WHAT TO PRODUCE.
Write out every line of the material exactly as it appears.

PROVIDED ENTRIES.
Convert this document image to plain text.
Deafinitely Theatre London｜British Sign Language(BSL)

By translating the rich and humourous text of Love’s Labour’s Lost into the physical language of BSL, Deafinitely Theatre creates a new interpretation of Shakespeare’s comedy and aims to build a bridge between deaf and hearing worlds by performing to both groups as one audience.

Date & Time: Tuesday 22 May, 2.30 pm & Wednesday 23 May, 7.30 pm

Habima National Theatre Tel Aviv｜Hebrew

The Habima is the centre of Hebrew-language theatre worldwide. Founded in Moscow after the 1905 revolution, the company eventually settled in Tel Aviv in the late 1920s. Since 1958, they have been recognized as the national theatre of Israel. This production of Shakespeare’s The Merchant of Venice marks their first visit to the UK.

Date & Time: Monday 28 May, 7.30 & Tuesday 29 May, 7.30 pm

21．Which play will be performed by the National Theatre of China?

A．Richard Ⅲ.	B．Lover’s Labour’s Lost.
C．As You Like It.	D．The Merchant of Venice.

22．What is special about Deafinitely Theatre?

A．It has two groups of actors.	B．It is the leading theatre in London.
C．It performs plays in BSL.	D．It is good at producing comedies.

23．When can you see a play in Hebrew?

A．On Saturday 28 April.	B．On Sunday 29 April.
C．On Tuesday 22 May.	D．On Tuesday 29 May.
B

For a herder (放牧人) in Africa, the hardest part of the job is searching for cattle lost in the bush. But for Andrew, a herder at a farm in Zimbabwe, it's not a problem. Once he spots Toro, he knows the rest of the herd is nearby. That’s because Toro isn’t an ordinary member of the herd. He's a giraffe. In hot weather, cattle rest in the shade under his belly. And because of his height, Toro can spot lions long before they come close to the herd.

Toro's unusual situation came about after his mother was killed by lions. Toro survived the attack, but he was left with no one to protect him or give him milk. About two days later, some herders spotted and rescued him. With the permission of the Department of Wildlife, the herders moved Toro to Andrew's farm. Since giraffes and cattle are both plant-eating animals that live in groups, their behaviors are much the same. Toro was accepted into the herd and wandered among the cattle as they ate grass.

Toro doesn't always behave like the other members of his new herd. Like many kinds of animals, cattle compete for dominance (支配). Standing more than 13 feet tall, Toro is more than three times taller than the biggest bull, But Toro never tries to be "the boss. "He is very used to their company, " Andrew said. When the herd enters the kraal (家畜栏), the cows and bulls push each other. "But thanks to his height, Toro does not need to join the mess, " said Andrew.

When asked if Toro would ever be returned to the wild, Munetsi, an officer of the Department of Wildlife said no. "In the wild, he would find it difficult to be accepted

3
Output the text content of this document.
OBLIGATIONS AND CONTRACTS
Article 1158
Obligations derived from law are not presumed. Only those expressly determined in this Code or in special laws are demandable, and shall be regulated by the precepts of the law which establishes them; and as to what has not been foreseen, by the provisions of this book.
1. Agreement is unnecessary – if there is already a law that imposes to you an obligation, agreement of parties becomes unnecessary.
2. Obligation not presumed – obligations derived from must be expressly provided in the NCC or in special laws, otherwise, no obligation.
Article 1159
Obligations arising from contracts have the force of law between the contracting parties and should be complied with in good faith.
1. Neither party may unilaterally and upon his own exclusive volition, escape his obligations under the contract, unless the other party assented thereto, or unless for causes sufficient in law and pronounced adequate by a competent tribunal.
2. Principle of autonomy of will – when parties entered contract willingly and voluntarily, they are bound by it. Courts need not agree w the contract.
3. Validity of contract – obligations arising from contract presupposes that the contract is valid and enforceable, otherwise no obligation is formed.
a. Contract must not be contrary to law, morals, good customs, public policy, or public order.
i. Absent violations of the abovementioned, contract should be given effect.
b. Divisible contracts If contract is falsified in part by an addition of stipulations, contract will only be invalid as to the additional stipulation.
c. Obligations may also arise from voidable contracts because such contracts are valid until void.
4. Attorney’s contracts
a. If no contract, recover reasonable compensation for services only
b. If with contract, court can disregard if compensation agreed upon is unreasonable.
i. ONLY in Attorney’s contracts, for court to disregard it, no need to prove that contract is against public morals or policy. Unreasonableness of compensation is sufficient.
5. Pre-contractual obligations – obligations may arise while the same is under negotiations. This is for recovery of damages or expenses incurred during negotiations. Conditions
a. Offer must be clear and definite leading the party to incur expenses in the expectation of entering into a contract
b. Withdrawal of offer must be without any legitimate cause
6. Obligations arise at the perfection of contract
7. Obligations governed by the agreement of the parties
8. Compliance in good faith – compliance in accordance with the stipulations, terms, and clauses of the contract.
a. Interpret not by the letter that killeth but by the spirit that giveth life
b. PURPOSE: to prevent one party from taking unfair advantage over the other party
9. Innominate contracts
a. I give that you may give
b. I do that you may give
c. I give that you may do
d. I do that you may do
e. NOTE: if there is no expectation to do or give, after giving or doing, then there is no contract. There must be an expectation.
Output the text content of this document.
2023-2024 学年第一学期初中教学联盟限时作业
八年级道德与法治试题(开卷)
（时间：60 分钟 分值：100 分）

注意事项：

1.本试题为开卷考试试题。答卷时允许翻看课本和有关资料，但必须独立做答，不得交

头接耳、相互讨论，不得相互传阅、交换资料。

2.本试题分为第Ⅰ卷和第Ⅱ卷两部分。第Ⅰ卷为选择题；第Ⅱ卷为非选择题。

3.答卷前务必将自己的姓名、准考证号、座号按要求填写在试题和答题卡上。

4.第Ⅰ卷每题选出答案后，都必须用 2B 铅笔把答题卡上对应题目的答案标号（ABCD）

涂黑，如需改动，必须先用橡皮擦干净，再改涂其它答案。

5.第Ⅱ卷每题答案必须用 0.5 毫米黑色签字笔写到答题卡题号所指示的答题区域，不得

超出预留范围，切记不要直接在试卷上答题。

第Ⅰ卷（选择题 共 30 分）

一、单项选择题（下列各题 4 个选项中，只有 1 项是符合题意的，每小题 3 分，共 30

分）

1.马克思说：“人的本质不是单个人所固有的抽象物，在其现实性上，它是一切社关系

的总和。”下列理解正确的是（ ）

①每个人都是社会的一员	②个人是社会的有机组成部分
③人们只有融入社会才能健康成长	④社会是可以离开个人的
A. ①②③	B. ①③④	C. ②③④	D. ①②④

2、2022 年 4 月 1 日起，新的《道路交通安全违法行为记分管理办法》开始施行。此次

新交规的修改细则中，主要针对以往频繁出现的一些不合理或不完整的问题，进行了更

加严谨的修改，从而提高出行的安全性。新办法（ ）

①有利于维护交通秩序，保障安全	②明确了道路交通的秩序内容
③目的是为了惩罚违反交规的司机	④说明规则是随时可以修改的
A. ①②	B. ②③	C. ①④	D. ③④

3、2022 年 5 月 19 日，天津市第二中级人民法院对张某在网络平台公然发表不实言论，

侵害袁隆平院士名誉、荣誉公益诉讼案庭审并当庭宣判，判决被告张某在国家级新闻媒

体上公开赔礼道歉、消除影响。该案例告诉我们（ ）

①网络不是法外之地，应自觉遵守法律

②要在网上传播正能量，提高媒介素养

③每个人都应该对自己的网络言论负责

WRITTEN REPLY.
Convert this document image to plain text.
Deafinitely Theatre London｜British Sign Language(BSL)

By translating the rich and humourous text of Love’s Labour’s Lost into the physical language of BSL, Deafinitely Theatre creates a new interpretation of Shakespeare’s comedy and aims to build a bridge between deaf and hearing worlds by performing to both groups as one audience.

Date & Time: Tuesday 22 May, 2.30 pm & Wednesday 23 May, 7.30 pm

Habima National Theatre Tel Aviv｜Hebrew

The Habima is the centre of Hebrew-language theatre worldwide. Founded in Moscow after the 1905 revolution, the company eventually settled in Tel Aviv in the late 1920s. Since 1958, they have been recognized as the national theatre of Israel. This production of Shakespeare’s The Merchant of Venice marks their first visit to the UK.

Date & Time: Monday 28 May, 7.30 & Tuesday 29 May, 7.30 pm

21．Which play will be performed by the National Theatre of China?

A．Richard Ⅲ.	B．Lover’s Labour’s Lost.
C．As You Like It.	D．The Merchant of Venice.

22．What is special about Deafinitely Theatre?

A．It has two groups of actors.	B．It is the leading theatre in London.
C．It performs plays in BSL.	D．It is good at producing comedies.

23．When can you see a play in Hebrew?

A．On Saturday 28 April.	B．On Sunday 29 April.
C．On Tuesday 22 May.	D．On Tuesday 29 May.
B

For a herder (放牧人) in Africa, the hardest part of the job is searching for cattle lost in the bush. But for Andrew, a herder at a farm in Zimbabwe, it's not a problem. Once he spots Toro, he knows the rest of the herd is nearby. That’s because Toro isn’t an ordinary member of the herd. He's a giraffe. In hot weather, cattle rest in the shade under his belly. And because of his height, Toro can spot lions long before they come close to the herd.

Toro's unusual situation came about after his mother was killed by lions. Toro survived the attack, but he was left with no one to protect him or give him milk. About two days later, some herders spotted and rescued him. With the permission of the Department of Wildlife, the herders moved Toro to Andrew's farm. Since giraffes and cattle are both plant-eating animals that live in groups, their behaviors are much the same. Toro was accepted into the herd and wandered among the cattle as they ate grass.

Toro doesn't always behave like the other members of his new herd. Like many kinds of animals, cattle compete for dominance (支配). Standing more than 13 feet tall, Toro is more than three times taller than the biggest bull, But Toro never tries to be "the boss. "He is very used to their company, " Andrew said. When the herd enters the kraal (家畜栏), the cows and bulls push each other. "But thanks to his height, Toro does not need to join the mess, " said Andrew.

When asked if Toro would ever be returned to the wild, Munetsi, an officer of the Department of Wildlife said no. "In the wild, he would find it difficult to be accepted

3
Output the text content of this document.
OBLIGATIONS AND CONTRACTS
Article 1158
Obligations derived from law are not presumed. Only those expressly determined in this Code or in special laws are demandable, and shall be regulated by the precepts of the law which establishes them; and as to what has not been foreseen, by the provisions of this book.
1. Agreement is unnecessary – if there is already a law that imposes to you an obligation, agreement of parties becomes unnecessary.
2. Obligation not presumed – obligations derived from must be expressly provided in the NCC or in special laws, otherwise, no obligation.
Article 1159
Obligations arising from contracts have the force of law between the contracting parties and should be complied with in good faith.
1. Neither party may unilaterally and upon his own exclusive volition, escape his obligations under the contract, unless the other party assented thereto, or unless for causes sufficient in law and pronounced adequate by a competent tribunal.
2. Principle of autonomy of will – when parties entered contract willingly and voluntarily, they are bound by it. Courts need not agree w the contract.
3. Validity of contract – obligations arising from contract presupposes that the contract is valid and enforceable, otherwise no obligation is formed.
a. Contract must not be contrary to law, morals, good customs, public policy, or public order.
i. Absent violations of the abovementioned, contract should be given effect.
b. Divisible contracts If contract is falsified in part by an addition of stipulations, contract will only be invalid as to the additional stipulation.
c. Obligations may also arise from voidable contracts because such contracts are valid until void.
4. Attorney’s contracts
a. If no contract, recover reasonable compensation for services only
b. If with contract, court can disregard if compensation agreed upon is unreasonable.
i. ONLY in Attorney’s contracts, for court to disregard it, no need to prove that contract is against public morals or policy. Unreasonableness of compensation is sufficient.
5. Pre-contractual obligations – obligations may arise while the same is under negotiations. This is for recovery of damages or expenses incurred during negotiations. Conditions
a. Offer must be clear and definite leading the party to incur expenses in the expectation of entering into a contract
b. Withdrawal of offer must be without any legitimate cause
6. Obligations arise at the perfection of contract
7. Obligations governed by the agreement of the parties
8. Compliance in good faith – compliance in accordance with the stipulations, terms, and clauses of the contract.
a. Interpret not by the letter that killeth but by the spirit that giveth life
b. PURPOSE: to prevent one party from taking unfair advantage over the other party
9. Innominate contracts
a. I give that you may give
b. I do that you may give
c. I give that you may do
d. I do that you may do
e. NOTE: if there is no expectation to do or give, after giving or doing, then there is no contract. There must be an expectation.
Output the text content of this document.
2023-2024 学年第一学期初中教学联盟限时作业
八年级道德与法治试题(开卷)
（时间：60 分钟 分值：100 分）

注意事项：

1.本试题为开卷考试试题。答卷时允许翻看课本和有关资料，但必须独立做答，不得交

头接耳、相互讨论，不得相互传阅、交换资料。

2.本试题分为第Ⅰ卷和第Ⅱ卷两部分。第Ⅰ卷为选择题；第Ⅱ卷为非选择题。

3.答卷前务必将自己的姓名、准考证号、座号按要求填写在试题和答题卡上。

4.第Ⅰ卷每题选出答案后，都必须用 2B 铅笔把答题卡上对应题目的答案标号（ABCD）

涂黑，如需改动，必须先用橡皮擦干净，再改涂其它答案。

5.第Ⅱ卷每题答案必须用 0.5 毫米黑色签字笔写到答题卡题号所指示的答题区域，不得

超出预留范围，切记不要直接在试卷上答题。

第Ⅰ卷（选择题 共 30 分）

一、单项选择题（下列各题 4 个选项中，只有 1 项是符合题意的，每小题 3 分，共 30

分）

1.马克思说：“人的本质不是单个人所固有的抽象物，在其现实性上，它是一切社关系

的总和。”下列理解正确的是（ ）

①每个人都是社会的一员	②个人是社会的有机组成部分
③人们只有融入社会才能健康成长	④社会是可以离开个人的
A. ①②③	B. ①③④	C. ②③④	D. ①②④

2、2022 年 4 月 1 日起，新的《道路交通安全违法行为记分管理办法》开始施行。此次

新交规的修改细则中，主要针对以往频繁出现的一些不合理或不完整的问题，进行了更

加严谨的修改，从而提高出行的安全性。新办法（ ）

①有利于维护交通秩序，保障安全	②明确了道路交通的秩序内容
③目的是为了惩罚违反交规的司机	④说明规则是随时可以修改的
A. ①②	B. ②③	C. ①④	D. ③④

3、2022 年 5 月 19 日，天津市第二中级人民法院对张某在网络平台公然发表不实言论，

侵害袁隆平院士名誉、荣誉公益诉讼案庭审并当庭宣判，判决被告张某在国家级新闻媒

体上公开赔礼道歉、消除影响。该案例告诉我们（ ）

①网络不是法外之地，应自觉遵守法律

②要在网上传播正能量，提高媒介素养

③每个人都应该对自己的网络言论负责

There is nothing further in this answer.